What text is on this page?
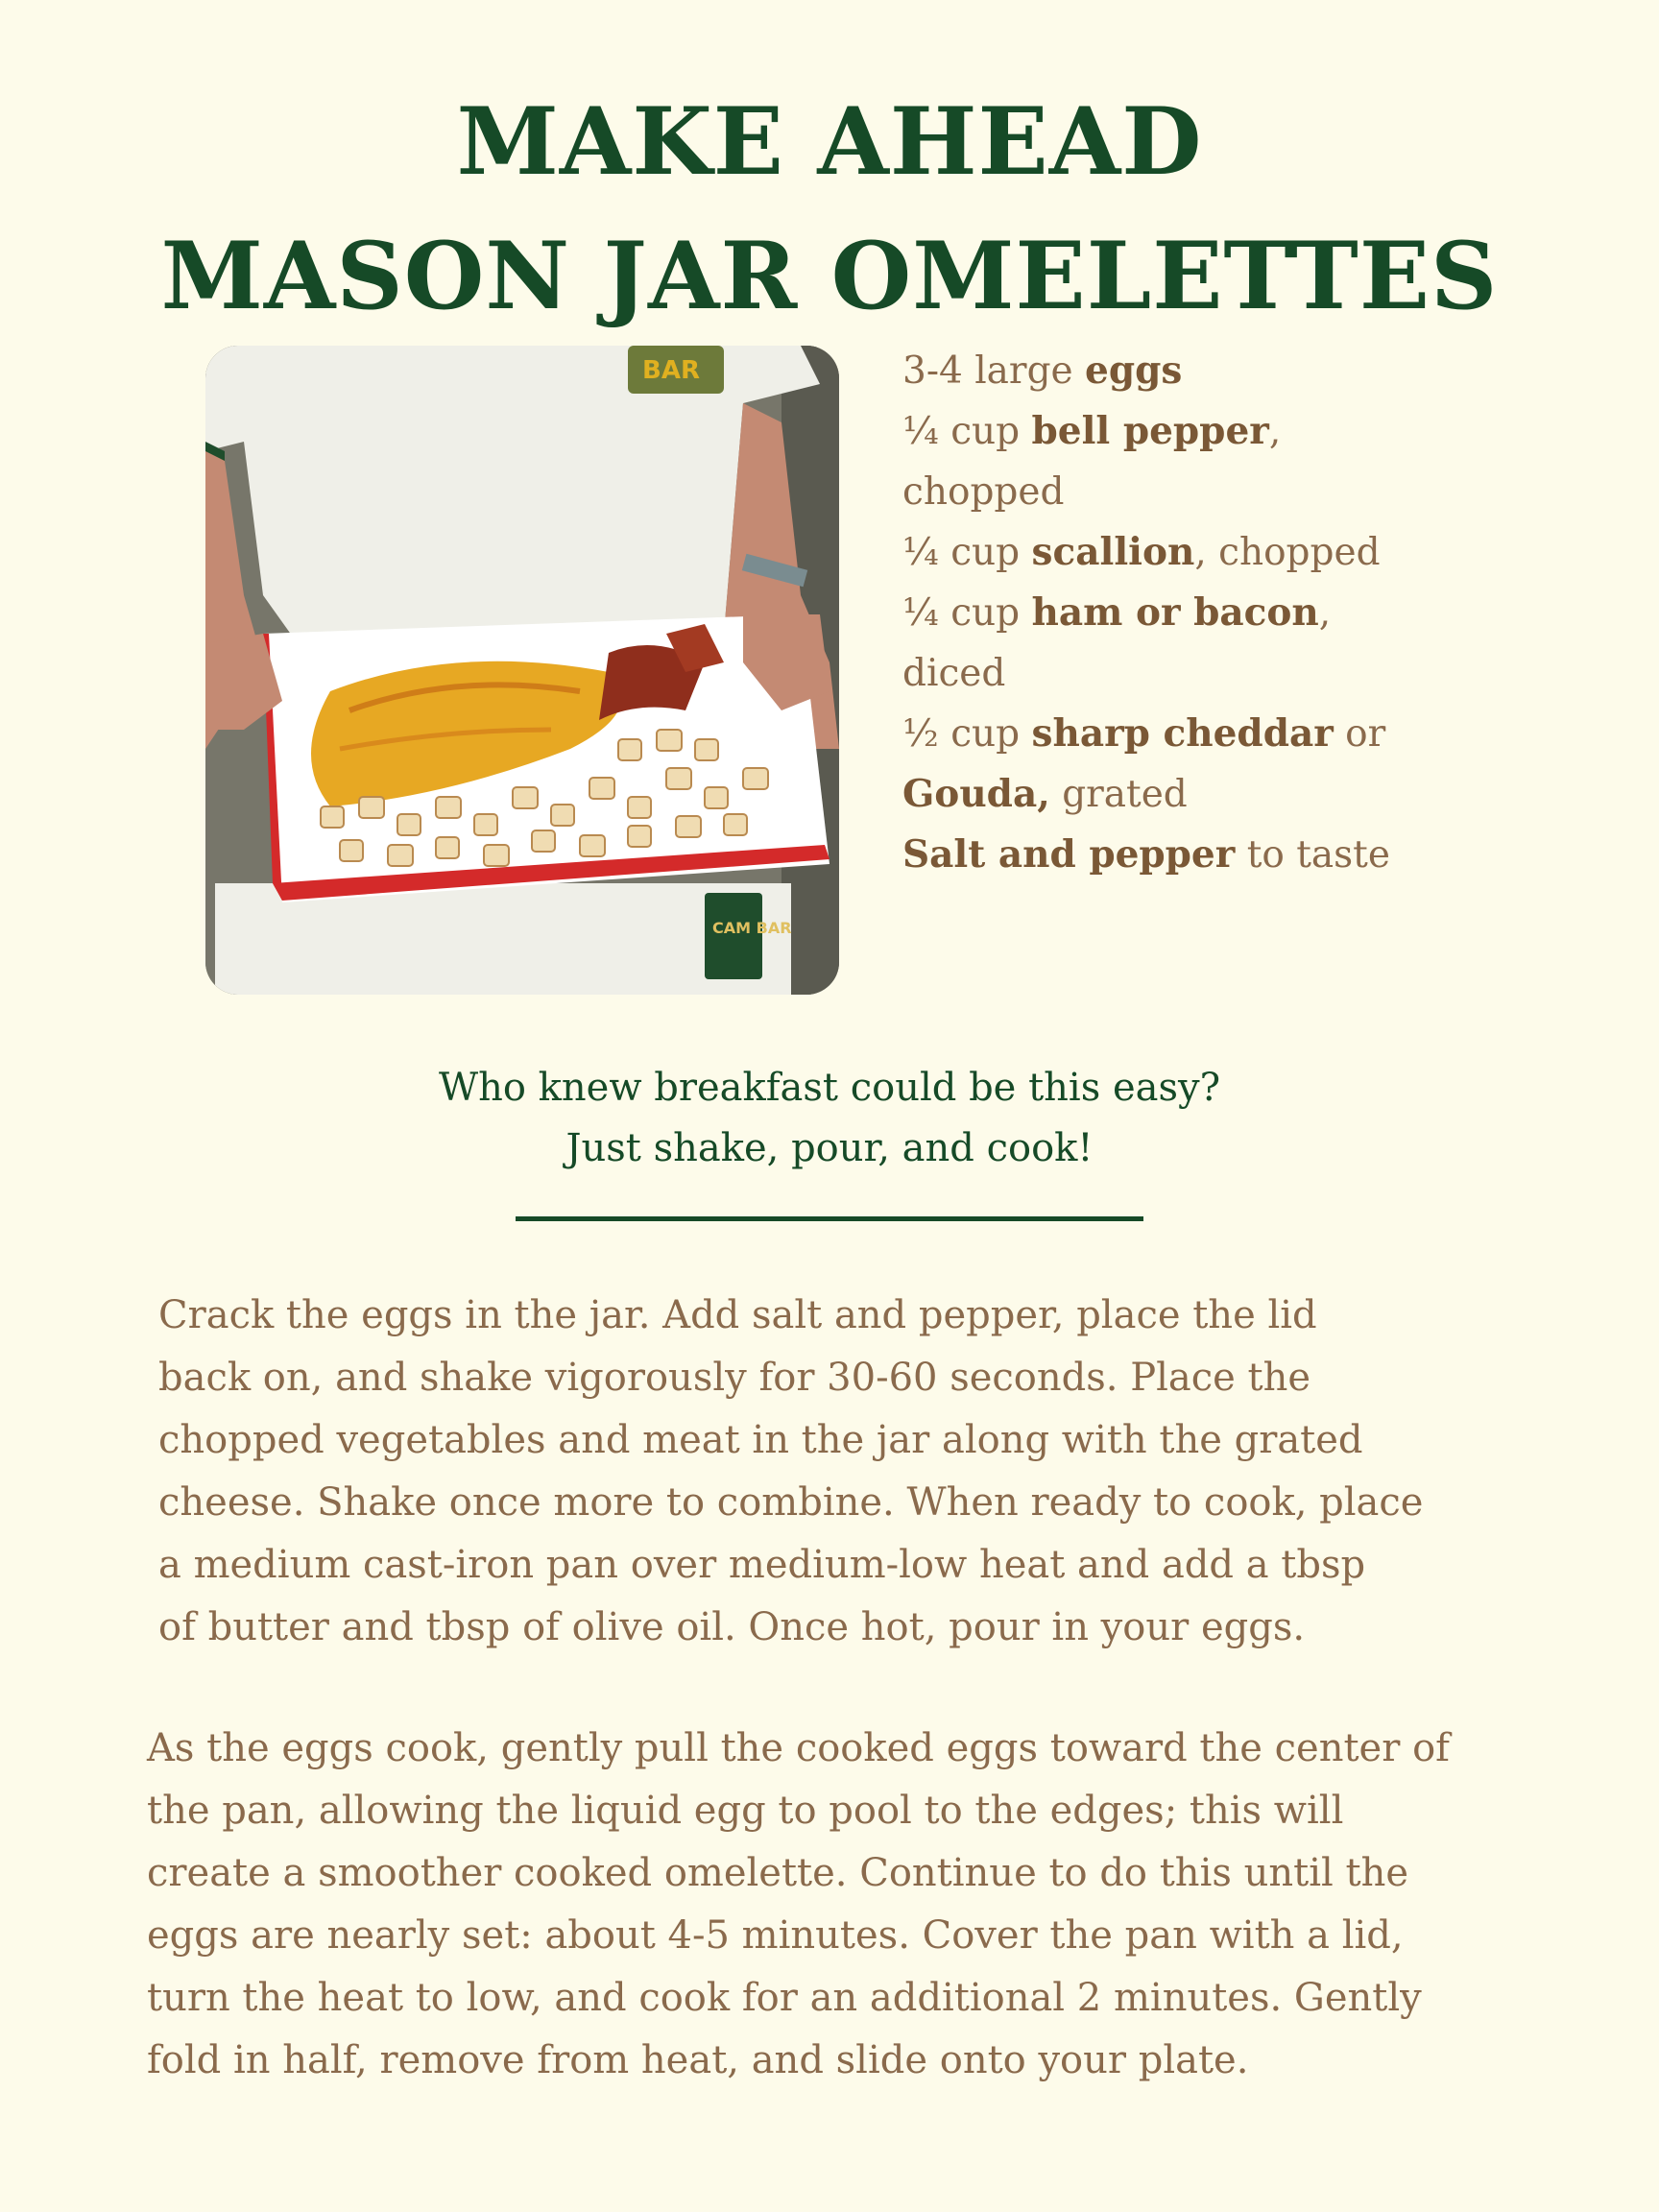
MAKE AHEAD
MASON JAR OMELETTES
BAR
CAM BAR
3-4 large eggs
¼ cup bell pepper,
chopped
¼ cup scallion, chopped
¼ cup ham or bacon,
diced
½ cup sharp cheddar or
Gouda, grated
Salt and pepper to taste
Who knew breakfast could be this easy?
Just shake, pour, and cook!

Crack the eggs in the jar. Add salt and pepper, place the lid
back on, and shake vigorously for 30-60 seconds. Place the
chopped vegetables and meat in the jar along with the grated
cheese. Shake once more to combine. When ready to cook, place
a medium cast-iron pan over medium-low heat and add a tbsp
of butter and tbsp of olive oil. Once hot, pour in your eggs.

As the eggs cook, gently pull the cooked eggs toward the center of
the pan, allowing the liquid egg to pool to the edges; this will
create a smoother cooked omelette. Continue to do this until the
eggs are nearly set: about 4-5 minutes. Cover the pan with a lid,
turn the heat to low, and cook for an additional 2 minutes. Gently
fold in half, remove from heat, and slide onto your plate.
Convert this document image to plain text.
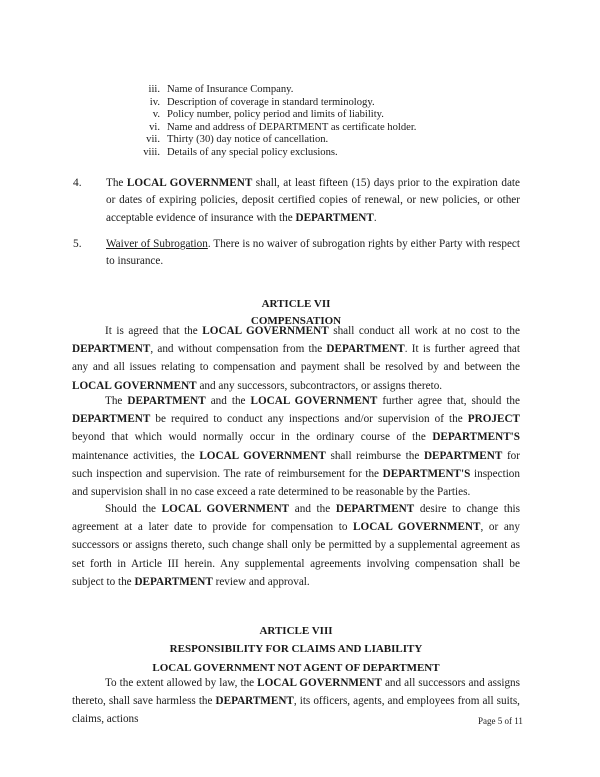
iii. Name of Insurance Company.
iv. Description of coverage in standard terminology.
v. Policy number, policy period and limits of liability.
vi. Name and address of DEPARTMENT as certificate holder.
vii. Thirty (30) day notice of cancellation.
viii. Details of any special policy exclusions.
4. The LOCAL GOVERNMENT shall, at least fifteen (15) days prior to the expiration date or dates of expiring policies, deposit certified copies of renewal, or new policies, or other acceptable evidence of insurance with the DEPARTMENT.
5. Waiver of Subrogation. There is no waiver of subrogation rights by either Party with respect to insurance.
ARTICLE VII
COMPENSATION
It is agreed that the LOCAL GOVERNMENT shall conduct all work at no cost to the DEPARTMENT, and without compensation from the DEPARTMENT. It is further agreed that any and all issues relating to compensation and payment shall be resolved by and between the LOCAL GOVERNMENT and any successors, subcontractors, or assigns thereto.
The DEPARTMENT and the LOCAL GOVERNMENT further agree that, should the DEPARTMENT be required to conduct any inspections and/or supervision of the PROJECT beyond that which would normally occur in the ordinary course of the DEPARTMENT'S maintenance activities, the LOCAL GOVERNMENT shall reimburse the DEPARTMENT for such inspection and supervision. The rate of reimbursement for the DEPARTMENT'S inspection and supervision shall in no case exceed a rate determined to be reasonable by the Parties.
Should the LOCAL GOVERNMENT and the DEPARTMENT desire to change this agreement at a later date to provide for compensation to LOCAL GOVERNMENT, or any successors or assigns thereto, such change shall only be permitted by a supplemental agreement as set forth in Article III herein. Any supplemental agreements involving compensation shall be subject to the DEPARTMENT review and approval.
ARTICLE VIII
RESPONSIBILITY FOR CLAIMS AND LIABILITY
LOCAL GOVERNMENT NOT AGENT OF DEPARTMENT
To the extent allowed by law, the LOCAL GOVERNMENT and all successors and assigns thereto, shall save harmless the DEPARTMENT, its officers, agents, and employees from all suits, claims, actions	Page 5 of 11
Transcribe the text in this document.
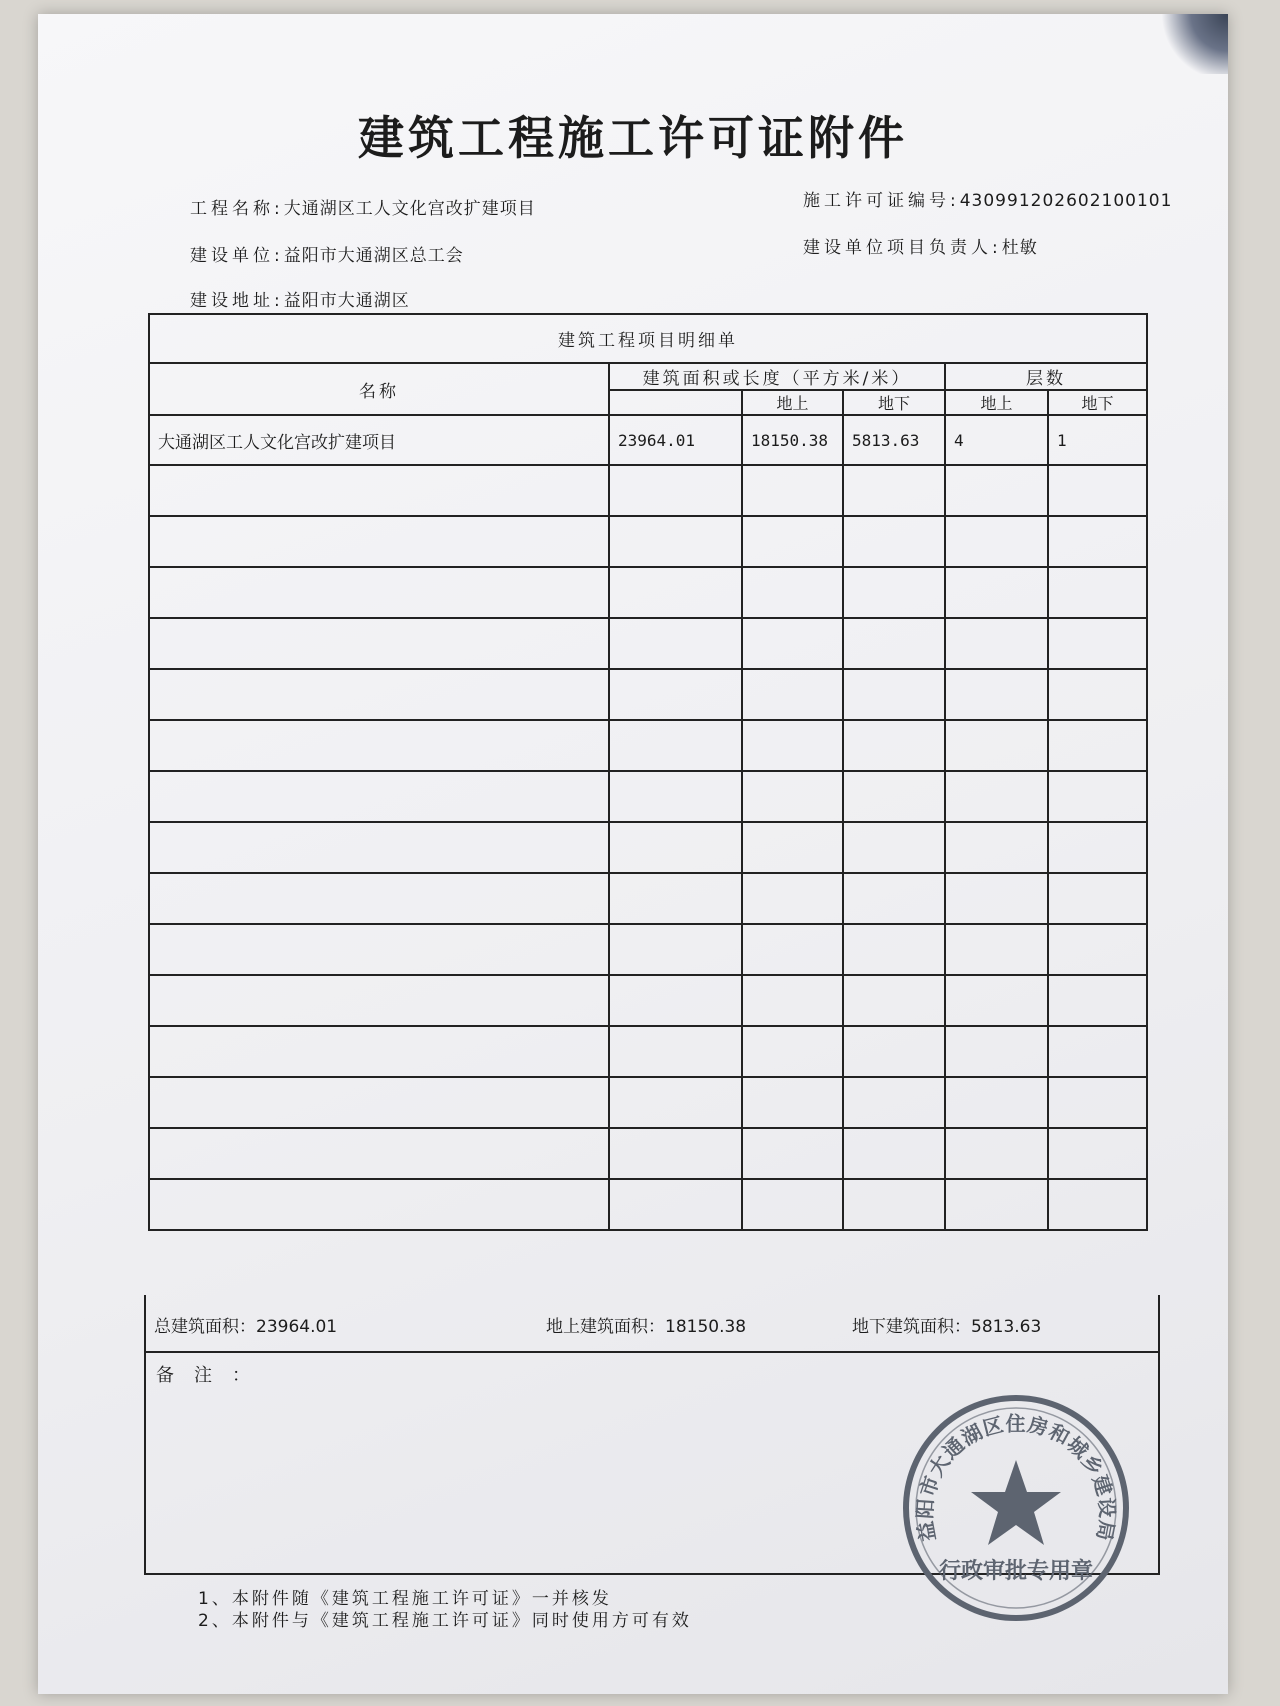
建筑工程施工许可证附件
工程名称:大通湖区工人文化宫改扩建项目
建设单位:益阳市大通湖区总工会
建设地址:益阳市大通湖区
施工许可证编号:430991202602100101
建设单位项目负责人:杜敏
建筑工程项目明细单					
名称	建筑面积或长度（平方米/米）			层数	
		地上	地下	地上	地下
大通湖区工人文化宫改扩建项目	23964.01	18150.38	5813.63	4	1

总建筑面积：23964.01	地上建筑面积：18150.38	地下建筑面积：5813.63
备注：
1、本附件随《建筑工程施工许可证》一并核发
2、本附件与《建筑工程施工许可证》同时使用方可有效
益阳市大通湖区住房和城乡建设局
行政审批专用章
————————
= What you are asked to do =
Write out the listing above exactly as it stands, pictures excluded.

= Answer for the task =
What text is on this page?
MAKE AHEAD
MASON JAR OMELETTES
BAR
CAM BAR
3-4 large eggs
¼ cup bell pepper,
chopped
¼ cup scallion, chopped
¼ cup ham or bacon,
diced
½ cup sharp cheddar or
Gouda, grated
Salt and pepper to taste
Who knew breakfast could be this easy?
Just shake, pour, and cook!

Crack the eggs in the jar. Add salt and pepper, place the lid
back on, and shake vigorously for 30-60 seconds. Place the
chopped vegetables and meat in the jar along with the grated
cheese. Shake once more to combine. When ready to cook, place
a medium cast-iron pan over medium-low heat and add a tbsp
of butter and tbsp of olive oil. Once hot, pour in your eggs.

As the eggs cook, gently pull the cooked eggs toward the center of
the pan, allowing the liquid egg to pool to the edges; this will
create a smoother cooked omelette. Continue to do this until the
eggs are nearly set: about 4-5 minutes. Cover the pan with a lid,
turn the heat to low, and cook for an additional 2 minutes. Gently
fold in half, remove from heat, and slide onto your plate.
Convert this document image to plain text.
iii. Name of Insurance Company.
iv. Description of coverage in standard terminology.
v. Policy number, policy period and limits of liability.
vi. Name and address of DEPARTMENT as certificate holder.
vii. Thirty (30) day notice of cancellation.
viii. Details of any special policy exclusions.
4. The LOCAL GOVERNMENT shall, at least fifteen (15) days prior to the expiration date or dates of expiring policies, deposit certified copies of renewal, or new policies, or other acceptable evidence of insurance with the DEPARTMENT.
5. Waiver of Subrogation. There is no waiver of subrogation rights by either Party with respect to insurance.
ARTICLE VII
COMPENSATION
It is agreed that the LOCAL GOVERNMENT shall conduct all work at no cost to the DEPARTMENT, and without compensation from the DEPARTMENT. It is further agreed that any and all issues relating to compensation and payment shall be resolved by and between the LOCAL GOVERNMENT and any successors, subcontractors, or assigns thereto.
The DEPARTMENT and the LOCAL GOVERNMENT further agree that, should the DEPARTMENT be required to conduct any inspections and/or supervision of the PROJECT beyond that which would normally occur in the ordinary course of the DEPARTMENT'S maintenance activities, the LOCAL GOVERNMENT shall reimburse the DEPARTMENT for such inspection and supervision. The rate of reimbursement for the DEPARTMENT'S inspection and supervision shall in no case exceed a rate determined to be reasonable by the Parties.
Should the LOCAL GOVERNMENT and the DEPARTMENT desire to change this agreement at a later date to provide for compensation to LOCAL GOVERNMENT, or any successors or assigns thereto, such change shall only be permitted by a supplemental agreement as set forth in Article III herein. Any supplemental agreements involving compensation shall be subject to the DEPARTMENT review and approval.
ARTICLE VIII
RESPONSIBILITY FOR CLAIMS AND LIABILITY
LOCAL GOVERNMENT NOT AGENT OF DEPARTMENT
To the extent allowed by law, the LOCAL GOVERNMENT and all successors and assigns thereto, shall save harmless the DEPARTMENT, its officers, agents, and employees from all suits, claims, actions	Page 5 of 11
Transcribe the text in this document.
建筑工程施工许可证附件
工程名称:大通湖区工人文化宫改扩建项目
建设单位:益阳市大通湖区总工会
建设地址:益阳市大通湖区
施工许可证编号:430991202602100101
建设单位项目负责人:杜敏
建筑工程项目明细单					
名称	建筑面积或长度（平方米/米）			层数	
		地上	地下	地上	地下
大通湖区工人文化宫改扩建项目	23964.01	18150.38	5813.63	4	1

总建筑面积：23964.01	地上建筑面积：18150.38	地下建筑面积：5813.63
备注：
1、本附件随《建筑工程施工许可证》一并核发
2、本附件与《建筑工程施工许可证》同时使用方可有效
益阳市大通湖区住房和城乡建设局
行政审批专用章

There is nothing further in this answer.